» EXERCISE AIM: Select every line holding the word "المعنى" and copy it.

+---+

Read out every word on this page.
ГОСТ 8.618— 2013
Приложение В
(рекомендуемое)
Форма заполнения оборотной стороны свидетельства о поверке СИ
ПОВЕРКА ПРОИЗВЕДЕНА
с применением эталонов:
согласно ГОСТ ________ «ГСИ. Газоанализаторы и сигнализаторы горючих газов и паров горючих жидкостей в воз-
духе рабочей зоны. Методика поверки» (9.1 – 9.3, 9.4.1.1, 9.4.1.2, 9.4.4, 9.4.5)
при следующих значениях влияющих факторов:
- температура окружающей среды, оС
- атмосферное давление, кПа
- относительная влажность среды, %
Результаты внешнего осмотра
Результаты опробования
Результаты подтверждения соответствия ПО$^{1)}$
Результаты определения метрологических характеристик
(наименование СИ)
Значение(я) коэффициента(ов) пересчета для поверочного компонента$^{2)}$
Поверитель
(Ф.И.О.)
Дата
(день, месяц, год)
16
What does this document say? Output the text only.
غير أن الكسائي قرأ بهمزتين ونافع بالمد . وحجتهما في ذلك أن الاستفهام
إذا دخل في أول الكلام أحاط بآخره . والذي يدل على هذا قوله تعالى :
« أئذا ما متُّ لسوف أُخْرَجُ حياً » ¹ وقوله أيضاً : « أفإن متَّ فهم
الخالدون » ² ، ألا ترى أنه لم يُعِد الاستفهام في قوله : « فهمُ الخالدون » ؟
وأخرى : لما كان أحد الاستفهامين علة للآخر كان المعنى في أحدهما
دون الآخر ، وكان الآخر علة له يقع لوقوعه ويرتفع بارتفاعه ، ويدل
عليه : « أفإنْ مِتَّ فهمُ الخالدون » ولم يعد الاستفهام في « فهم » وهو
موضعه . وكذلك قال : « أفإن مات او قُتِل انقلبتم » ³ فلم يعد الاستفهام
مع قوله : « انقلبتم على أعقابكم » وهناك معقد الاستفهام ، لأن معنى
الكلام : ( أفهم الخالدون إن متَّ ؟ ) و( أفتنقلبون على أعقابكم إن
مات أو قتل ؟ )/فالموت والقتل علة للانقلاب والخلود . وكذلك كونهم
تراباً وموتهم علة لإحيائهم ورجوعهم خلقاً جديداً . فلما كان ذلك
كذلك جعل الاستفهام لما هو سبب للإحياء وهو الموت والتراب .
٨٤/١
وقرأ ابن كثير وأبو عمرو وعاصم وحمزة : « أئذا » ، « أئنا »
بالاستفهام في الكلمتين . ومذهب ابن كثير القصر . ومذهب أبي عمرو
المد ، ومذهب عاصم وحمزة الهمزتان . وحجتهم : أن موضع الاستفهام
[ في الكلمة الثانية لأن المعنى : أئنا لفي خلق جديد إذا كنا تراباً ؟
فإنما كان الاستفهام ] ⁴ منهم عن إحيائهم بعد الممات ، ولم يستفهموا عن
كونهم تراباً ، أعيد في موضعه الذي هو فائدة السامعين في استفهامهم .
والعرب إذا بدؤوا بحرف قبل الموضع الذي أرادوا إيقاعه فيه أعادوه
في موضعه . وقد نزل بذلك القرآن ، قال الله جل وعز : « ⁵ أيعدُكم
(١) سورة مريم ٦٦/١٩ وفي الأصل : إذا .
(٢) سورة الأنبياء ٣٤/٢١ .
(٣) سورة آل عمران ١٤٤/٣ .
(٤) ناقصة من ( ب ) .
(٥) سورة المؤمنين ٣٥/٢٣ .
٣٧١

+---+

» PROBLEM SOLUTION:
وأخرى : لما كان أحد الاستفهامين علة للآخر كان المعنى في أحدهما
[ في الكلمة الثانية لأن المعنى : أئنا لفي خلق جديد إذا كنا تراباً ؟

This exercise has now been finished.